What is expected: In the article about the Canadian Forces helicopter crash, in which city will the recovered remains be identified?

Exercise passage:

····················

Canadian Forces Helicopter Crash Remains Are Coming Home But Weren't Identified Yet
The recovery effort has ended.
Canada has already faced its share of adversity in 2020. The Canadian Forces helicopter crash that occurred in April only added to that. While one member's remains were already brought home, more will be making their way back.
During a June 3 press conference at the Canadian military dockyard in Halifax, Rear-Admiral Craig Baines, along with Colonel James Hawthorne, provided an update on recovery efforts.
"At 10 AM Atlantic time yesterday, the decision was made to conclude the recovery operation that was conducted by a combined Canadian Armed Forces and United States Navy team," Baines said.
He continued saying that over an 8-day operation above, the helicopter was located, and some remains were recovered, along with pieces of the aircraft that will be used in the flight safety investigation.
Baines noted that the remains have not yet been identified, and he could not say whether everyone had been found.
"This will only be determined once the remains have been brought to Toronto, where any positive identification, as well as confirmation of the number of personnel found, will be done using scientific methods by a forensic pathologist," he said.
Baines said that once this information was confirmed, the identities of the deceased will be released first to the families, and then to the press.
While taking questions from reporters, Baines said that the remains are expected to arrive in Toronto some time this weekend.
Earlier in May, the remains of, who was aboard the aircraft when it crashed, were at CFB Trenton. Prime Minister Justin Trudeau and Defense Minister Harjit Sajjan were in attendance.
Baines also confirmed during his update that there were still larger pieces of the helicopter that were not recovered from the crash site due to safety concerns for the teams working there.

····················

Dataset excerpts:
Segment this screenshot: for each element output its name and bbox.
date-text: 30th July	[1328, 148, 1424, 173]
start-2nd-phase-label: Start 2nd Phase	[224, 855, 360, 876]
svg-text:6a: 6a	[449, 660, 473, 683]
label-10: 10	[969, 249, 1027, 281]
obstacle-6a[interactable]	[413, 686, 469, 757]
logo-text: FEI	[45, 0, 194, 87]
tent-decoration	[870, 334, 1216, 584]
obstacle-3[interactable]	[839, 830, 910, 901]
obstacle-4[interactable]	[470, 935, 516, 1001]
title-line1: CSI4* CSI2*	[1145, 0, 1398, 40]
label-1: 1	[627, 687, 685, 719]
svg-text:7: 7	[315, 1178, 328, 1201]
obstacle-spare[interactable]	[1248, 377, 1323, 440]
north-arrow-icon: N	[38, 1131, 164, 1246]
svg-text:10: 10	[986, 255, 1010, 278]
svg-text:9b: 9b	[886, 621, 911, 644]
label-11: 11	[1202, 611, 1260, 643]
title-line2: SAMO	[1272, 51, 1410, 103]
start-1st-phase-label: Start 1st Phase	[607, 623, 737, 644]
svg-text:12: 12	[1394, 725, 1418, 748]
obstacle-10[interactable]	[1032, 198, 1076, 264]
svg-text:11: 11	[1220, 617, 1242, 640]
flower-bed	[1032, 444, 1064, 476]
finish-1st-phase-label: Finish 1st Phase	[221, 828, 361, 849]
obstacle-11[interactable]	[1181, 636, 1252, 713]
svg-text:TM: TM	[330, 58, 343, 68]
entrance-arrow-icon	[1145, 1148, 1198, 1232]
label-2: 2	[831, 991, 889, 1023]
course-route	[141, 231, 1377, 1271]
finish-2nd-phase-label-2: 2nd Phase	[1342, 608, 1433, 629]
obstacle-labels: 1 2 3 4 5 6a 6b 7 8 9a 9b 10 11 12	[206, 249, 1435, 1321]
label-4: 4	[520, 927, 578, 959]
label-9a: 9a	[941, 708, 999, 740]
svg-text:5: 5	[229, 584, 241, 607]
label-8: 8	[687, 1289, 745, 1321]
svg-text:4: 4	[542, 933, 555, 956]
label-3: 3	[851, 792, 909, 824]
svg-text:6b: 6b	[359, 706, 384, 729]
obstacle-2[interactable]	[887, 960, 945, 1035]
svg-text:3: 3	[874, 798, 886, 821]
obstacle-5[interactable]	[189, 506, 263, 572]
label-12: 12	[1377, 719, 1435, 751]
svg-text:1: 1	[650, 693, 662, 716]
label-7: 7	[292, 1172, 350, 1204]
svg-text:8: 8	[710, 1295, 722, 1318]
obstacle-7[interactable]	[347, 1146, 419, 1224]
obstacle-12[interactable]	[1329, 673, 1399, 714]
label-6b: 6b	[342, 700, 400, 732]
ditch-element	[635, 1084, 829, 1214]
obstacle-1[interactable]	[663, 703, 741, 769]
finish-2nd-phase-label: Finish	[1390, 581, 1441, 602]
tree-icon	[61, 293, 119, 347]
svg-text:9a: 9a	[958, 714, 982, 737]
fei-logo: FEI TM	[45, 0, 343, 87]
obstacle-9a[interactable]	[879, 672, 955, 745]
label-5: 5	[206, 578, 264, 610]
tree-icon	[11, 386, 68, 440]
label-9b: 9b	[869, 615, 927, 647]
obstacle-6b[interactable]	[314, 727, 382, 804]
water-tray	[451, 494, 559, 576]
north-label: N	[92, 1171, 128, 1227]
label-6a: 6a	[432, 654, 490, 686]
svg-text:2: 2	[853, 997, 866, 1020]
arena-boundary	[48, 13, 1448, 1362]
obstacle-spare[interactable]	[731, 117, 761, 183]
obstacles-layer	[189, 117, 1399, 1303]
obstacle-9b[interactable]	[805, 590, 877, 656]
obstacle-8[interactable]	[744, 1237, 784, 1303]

····················

Response: Toronto